• [WRITTEN INSTRUCTION]: From the page on who files U.S. Form 1040, pull out the passage starting at "Who Files U.S." and ending at "2024 (2023 tax year deadline)".
-- START OF DOCUMENT --
Who Files U.S. 1040 Tax Returns?


  • You are a U.S. citizen.
  • You have a “green card.”
  • You spent a lot of time in the U.S. over the past 3 years (see substantial presence below)
  • Generally, if you are a U.S. citizen or resident, you would file Form 1040 on worldwide income by April 15, 2024 (2023 tax year deadline)
  • A U.S. citizen living in Canada is required to file Form 1040 by June 17th, 2024, but must pay by April 15th, 2024, if there is a balance due this tax year 2023 
  • For most people, you must file Form 1040 if you exceed 2023 “filing thresholds”—single $13,850 (under 65); married filing jointly or qualified widow/er $27,700 (both under 65); married filing separately $13,850 (any age); head of household $20,800 (any age).
  • There may be other reasons to file the annual U.S. Form 1040, so check the IRS website if in doubt
  • The kiddie tax applies to children with unearned income over $2,500 in 2023
  • "Unearned income" will no longer be tied to the parent's tax rate.  It will be taxed at the rates in effect for estates and trusts.  The unearned income will be taxed at estates and trusts income tax rates or parent's tax rates if election made. On the other hand, earned income will still be taxed at the child's rate in the single tables.
  • The standard deduction for dependents is the greater of $1,250 or "earned income" plus $400, up to the regular standard deduction of $12,950.
-- END OF DOCUMENT --
-- START OF DATA --
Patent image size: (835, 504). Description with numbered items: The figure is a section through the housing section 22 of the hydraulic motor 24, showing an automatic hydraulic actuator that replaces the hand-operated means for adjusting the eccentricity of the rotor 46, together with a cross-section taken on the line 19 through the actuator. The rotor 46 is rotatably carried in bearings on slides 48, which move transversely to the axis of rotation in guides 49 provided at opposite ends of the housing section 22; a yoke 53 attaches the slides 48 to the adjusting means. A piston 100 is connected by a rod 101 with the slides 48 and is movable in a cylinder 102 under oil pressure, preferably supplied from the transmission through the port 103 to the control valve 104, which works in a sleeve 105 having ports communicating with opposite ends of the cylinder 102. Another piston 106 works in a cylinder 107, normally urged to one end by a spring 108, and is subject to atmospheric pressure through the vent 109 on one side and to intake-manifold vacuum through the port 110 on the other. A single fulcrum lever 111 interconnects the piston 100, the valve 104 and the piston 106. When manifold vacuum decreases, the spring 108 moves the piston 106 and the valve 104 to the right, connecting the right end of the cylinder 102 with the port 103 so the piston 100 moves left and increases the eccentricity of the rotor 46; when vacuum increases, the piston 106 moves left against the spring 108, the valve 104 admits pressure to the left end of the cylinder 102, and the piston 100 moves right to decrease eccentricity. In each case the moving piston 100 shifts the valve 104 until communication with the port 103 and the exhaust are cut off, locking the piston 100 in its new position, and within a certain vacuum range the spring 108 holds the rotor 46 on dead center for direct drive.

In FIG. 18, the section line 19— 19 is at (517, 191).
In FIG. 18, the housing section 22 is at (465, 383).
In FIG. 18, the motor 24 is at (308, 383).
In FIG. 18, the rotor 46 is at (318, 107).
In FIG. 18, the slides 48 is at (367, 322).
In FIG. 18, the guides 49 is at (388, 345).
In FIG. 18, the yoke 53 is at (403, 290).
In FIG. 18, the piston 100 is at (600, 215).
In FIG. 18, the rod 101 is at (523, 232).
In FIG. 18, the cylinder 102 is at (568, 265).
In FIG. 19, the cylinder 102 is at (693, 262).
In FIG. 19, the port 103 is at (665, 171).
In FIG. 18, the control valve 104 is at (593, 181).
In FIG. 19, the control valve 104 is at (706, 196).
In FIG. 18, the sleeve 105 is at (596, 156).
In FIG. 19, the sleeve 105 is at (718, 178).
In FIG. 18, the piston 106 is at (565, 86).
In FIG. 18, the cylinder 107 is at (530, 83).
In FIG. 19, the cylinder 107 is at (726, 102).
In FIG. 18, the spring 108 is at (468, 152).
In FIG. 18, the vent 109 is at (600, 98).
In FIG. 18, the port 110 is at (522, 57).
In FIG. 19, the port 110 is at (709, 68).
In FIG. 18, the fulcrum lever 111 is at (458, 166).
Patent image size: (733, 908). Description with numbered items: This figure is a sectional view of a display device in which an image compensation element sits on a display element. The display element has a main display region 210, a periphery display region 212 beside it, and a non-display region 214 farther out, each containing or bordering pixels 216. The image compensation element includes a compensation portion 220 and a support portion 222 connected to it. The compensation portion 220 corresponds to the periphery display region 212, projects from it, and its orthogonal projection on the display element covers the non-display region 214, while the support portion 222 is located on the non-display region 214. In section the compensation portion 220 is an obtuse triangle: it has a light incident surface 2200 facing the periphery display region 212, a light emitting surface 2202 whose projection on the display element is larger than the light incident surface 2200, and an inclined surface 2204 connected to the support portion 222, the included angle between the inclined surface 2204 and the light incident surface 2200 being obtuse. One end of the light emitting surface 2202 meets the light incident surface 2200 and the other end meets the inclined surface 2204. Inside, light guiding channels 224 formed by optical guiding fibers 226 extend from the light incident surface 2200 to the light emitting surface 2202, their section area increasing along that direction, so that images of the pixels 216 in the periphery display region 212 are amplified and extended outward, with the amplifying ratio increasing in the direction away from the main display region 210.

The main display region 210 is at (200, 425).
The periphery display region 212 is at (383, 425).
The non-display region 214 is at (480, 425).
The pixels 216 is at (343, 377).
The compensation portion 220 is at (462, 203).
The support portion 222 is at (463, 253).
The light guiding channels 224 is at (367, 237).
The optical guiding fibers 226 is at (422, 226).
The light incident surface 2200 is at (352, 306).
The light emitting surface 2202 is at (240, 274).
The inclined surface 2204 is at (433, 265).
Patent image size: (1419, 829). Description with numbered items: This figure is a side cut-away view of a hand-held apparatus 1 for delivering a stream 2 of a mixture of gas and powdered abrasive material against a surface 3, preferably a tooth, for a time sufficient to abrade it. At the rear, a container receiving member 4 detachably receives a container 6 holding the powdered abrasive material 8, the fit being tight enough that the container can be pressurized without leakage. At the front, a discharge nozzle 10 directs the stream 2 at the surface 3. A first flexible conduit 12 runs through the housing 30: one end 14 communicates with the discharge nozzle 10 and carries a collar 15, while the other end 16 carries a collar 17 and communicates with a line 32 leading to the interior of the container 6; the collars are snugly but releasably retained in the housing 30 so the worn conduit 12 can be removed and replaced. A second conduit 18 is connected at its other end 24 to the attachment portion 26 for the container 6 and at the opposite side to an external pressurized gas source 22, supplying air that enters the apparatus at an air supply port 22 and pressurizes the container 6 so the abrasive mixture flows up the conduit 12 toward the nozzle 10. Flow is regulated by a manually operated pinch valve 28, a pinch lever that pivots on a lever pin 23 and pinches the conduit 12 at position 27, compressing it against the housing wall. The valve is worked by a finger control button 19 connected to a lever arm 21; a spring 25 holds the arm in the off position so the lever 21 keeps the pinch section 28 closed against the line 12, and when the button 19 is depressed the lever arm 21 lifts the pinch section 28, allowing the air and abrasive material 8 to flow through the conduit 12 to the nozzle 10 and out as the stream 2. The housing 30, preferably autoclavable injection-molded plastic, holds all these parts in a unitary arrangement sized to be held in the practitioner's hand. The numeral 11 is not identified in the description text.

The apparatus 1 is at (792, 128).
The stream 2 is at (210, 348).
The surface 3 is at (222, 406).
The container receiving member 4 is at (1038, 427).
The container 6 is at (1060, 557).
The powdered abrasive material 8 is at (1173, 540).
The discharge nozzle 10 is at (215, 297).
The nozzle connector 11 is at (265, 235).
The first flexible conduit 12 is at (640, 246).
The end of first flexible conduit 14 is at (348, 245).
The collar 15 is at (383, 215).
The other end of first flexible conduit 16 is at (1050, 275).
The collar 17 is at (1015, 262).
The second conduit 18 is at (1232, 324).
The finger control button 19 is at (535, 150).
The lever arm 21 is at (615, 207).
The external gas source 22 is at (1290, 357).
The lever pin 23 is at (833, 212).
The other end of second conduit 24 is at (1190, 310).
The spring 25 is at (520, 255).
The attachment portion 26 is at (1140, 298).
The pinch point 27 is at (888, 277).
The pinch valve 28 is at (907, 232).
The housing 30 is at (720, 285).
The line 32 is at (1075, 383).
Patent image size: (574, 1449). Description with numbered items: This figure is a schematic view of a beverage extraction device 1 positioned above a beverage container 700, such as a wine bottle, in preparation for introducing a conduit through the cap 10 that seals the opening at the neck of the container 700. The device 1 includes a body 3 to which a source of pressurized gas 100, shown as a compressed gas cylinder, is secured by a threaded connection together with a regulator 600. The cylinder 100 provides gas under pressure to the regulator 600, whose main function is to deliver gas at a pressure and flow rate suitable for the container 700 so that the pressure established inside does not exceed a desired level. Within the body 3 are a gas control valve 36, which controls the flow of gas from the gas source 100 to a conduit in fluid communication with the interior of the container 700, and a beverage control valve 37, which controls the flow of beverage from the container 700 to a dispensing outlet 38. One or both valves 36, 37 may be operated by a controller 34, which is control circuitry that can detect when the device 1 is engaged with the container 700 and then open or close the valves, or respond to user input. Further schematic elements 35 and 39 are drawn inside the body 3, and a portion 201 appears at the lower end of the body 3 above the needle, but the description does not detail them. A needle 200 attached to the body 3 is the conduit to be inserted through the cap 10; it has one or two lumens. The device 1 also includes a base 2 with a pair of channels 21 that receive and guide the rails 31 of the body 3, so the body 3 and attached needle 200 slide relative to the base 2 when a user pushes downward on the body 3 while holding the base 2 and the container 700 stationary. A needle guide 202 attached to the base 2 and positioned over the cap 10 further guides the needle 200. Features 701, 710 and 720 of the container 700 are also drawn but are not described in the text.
-- END OF DATA --
• [SOLUTION FOR THIS PROBLEM]:
Who Files U.S. 1040 Tax Returns?


  • You are a U.S. citizen.
  • You have a “green card.”
  • You spent a lot of time in the U.S. over the past 3 years (see substantial presence below)
  • Generally, if you are a U.S. citizen or resident, you would file Form 1040 on worldwide income by April 15, 2024 (2023 tax year deadline)